**GOAL**
Copy each line of the records that holds the string "hudson".

Records
• • • •

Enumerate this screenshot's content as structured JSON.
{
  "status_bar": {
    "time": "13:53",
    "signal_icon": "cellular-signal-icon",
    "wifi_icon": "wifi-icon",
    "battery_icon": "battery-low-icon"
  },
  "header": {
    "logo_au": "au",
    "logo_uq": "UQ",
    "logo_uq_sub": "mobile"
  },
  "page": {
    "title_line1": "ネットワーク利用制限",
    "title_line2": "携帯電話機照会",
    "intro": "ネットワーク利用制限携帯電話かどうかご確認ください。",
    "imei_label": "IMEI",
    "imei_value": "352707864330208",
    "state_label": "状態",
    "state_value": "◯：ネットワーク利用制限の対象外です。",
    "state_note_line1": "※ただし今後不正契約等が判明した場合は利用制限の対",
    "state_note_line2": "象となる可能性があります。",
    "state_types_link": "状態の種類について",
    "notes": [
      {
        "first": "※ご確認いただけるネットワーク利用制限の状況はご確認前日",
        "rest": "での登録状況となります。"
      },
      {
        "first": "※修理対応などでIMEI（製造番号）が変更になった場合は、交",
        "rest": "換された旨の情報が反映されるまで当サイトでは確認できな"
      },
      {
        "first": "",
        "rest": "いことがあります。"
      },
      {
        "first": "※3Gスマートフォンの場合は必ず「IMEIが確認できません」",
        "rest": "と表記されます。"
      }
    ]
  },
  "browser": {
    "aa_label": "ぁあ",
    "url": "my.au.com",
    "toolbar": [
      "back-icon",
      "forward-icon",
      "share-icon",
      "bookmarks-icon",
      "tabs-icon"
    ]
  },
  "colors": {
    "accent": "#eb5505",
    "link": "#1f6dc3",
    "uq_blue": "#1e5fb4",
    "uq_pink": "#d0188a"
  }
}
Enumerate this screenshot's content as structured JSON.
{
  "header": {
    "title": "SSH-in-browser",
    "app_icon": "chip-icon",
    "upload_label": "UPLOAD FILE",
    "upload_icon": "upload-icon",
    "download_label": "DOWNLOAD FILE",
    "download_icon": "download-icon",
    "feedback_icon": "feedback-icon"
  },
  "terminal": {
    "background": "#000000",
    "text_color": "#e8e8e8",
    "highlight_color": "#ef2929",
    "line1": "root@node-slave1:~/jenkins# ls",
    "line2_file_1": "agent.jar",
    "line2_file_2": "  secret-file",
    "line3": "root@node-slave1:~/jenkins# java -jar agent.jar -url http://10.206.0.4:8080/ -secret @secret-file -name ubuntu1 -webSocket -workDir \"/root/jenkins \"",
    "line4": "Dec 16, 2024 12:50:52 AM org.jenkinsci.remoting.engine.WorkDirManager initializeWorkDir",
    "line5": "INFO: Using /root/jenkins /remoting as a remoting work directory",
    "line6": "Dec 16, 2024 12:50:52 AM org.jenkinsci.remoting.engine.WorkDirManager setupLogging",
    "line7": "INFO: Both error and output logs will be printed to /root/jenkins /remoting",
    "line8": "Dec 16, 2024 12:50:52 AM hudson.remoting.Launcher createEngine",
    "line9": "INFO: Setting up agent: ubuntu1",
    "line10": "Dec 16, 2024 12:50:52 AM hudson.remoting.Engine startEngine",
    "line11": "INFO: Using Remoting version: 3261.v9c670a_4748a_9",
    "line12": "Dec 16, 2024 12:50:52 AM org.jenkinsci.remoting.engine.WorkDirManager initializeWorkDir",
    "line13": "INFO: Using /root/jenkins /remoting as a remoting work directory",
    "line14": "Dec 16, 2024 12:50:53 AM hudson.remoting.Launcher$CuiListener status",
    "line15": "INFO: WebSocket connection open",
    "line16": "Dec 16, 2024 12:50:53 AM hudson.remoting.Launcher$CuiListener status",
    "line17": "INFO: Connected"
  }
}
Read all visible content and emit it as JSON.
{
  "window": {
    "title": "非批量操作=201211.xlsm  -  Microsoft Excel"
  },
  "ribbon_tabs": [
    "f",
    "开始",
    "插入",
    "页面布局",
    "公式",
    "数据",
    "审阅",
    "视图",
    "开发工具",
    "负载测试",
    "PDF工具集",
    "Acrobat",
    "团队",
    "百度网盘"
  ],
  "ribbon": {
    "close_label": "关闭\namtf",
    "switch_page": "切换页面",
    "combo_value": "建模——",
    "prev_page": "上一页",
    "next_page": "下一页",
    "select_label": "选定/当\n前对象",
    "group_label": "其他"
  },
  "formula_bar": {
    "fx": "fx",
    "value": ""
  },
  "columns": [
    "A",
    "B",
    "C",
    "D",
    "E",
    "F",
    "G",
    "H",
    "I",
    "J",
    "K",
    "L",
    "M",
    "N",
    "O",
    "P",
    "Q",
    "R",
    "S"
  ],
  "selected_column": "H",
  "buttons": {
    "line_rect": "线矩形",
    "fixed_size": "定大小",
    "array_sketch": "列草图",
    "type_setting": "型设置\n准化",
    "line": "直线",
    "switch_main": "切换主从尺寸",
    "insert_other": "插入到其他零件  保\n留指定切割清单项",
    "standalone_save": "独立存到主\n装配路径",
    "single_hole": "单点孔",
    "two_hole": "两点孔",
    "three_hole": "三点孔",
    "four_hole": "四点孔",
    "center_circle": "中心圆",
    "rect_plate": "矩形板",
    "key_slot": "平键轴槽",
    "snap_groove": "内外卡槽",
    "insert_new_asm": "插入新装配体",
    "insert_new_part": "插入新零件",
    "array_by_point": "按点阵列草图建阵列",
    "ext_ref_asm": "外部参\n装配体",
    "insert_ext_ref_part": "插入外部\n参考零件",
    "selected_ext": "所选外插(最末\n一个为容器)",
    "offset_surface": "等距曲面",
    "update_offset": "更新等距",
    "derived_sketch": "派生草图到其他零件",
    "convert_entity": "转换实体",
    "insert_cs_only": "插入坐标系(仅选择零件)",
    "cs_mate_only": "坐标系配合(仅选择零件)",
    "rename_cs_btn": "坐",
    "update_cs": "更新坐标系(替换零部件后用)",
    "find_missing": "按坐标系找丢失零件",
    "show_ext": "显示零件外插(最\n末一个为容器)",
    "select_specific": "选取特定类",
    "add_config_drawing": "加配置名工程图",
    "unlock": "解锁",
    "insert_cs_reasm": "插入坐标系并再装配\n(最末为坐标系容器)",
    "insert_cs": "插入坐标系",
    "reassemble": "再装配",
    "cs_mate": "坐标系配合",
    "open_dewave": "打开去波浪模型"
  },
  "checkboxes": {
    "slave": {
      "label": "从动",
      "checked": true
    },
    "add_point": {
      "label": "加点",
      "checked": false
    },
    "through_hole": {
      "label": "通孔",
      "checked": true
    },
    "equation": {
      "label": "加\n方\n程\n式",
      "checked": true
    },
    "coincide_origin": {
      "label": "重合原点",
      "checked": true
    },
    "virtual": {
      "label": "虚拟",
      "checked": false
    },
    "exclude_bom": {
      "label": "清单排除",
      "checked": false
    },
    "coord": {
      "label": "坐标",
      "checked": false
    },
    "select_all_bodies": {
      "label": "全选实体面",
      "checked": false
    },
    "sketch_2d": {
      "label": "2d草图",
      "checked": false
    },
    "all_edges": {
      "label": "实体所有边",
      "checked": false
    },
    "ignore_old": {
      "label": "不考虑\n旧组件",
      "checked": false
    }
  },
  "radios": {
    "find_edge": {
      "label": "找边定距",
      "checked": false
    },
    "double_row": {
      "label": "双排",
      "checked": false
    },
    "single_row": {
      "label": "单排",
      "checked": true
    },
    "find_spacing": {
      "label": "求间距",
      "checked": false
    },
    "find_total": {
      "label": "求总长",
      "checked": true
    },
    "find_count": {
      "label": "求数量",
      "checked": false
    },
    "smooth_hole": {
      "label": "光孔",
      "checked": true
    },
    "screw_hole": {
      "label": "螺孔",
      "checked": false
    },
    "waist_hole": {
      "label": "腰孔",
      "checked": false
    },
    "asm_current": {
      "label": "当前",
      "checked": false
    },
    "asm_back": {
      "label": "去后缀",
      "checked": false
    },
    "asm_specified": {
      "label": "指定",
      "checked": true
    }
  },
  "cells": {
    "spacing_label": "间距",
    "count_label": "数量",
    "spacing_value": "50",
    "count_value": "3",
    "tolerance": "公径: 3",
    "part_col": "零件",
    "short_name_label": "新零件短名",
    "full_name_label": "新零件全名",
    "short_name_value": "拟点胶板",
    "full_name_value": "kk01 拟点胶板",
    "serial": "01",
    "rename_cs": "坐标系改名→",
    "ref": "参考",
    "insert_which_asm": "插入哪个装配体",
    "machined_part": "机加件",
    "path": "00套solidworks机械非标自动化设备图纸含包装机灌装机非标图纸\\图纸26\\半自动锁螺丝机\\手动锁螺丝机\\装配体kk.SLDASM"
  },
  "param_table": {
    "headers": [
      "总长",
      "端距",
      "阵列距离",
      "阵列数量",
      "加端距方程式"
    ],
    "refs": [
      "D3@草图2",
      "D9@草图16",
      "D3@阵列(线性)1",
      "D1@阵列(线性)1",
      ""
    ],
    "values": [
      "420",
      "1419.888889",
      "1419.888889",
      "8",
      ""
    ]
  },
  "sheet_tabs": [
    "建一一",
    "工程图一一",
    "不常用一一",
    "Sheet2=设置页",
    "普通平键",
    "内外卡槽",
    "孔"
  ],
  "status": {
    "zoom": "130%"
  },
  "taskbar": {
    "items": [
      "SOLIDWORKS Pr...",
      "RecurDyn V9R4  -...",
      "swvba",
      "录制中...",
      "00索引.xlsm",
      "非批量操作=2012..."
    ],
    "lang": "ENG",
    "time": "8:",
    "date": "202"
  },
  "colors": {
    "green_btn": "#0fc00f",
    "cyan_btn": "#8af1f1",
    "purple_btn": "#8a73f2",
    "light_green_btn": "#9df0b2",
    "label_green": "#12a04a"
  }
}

• • • •

**EXERCISE RESPONSE**
    "line8": "Dec 16, 2024 12:50:52 AM hudson.remoting.Launcher createEngine",
    "line10": "Dec 16, 2024 12:50:52 AM hudson.remoting.Engine startEngine",
    "line14": "Dec 16, 2024 12:50:53 AM hudson.remoting.Launcher$CuiListener status",
    "line16": "Dec 16, 2024 12:50:53 AM hudson.remoting.Launcher$CuiListener status",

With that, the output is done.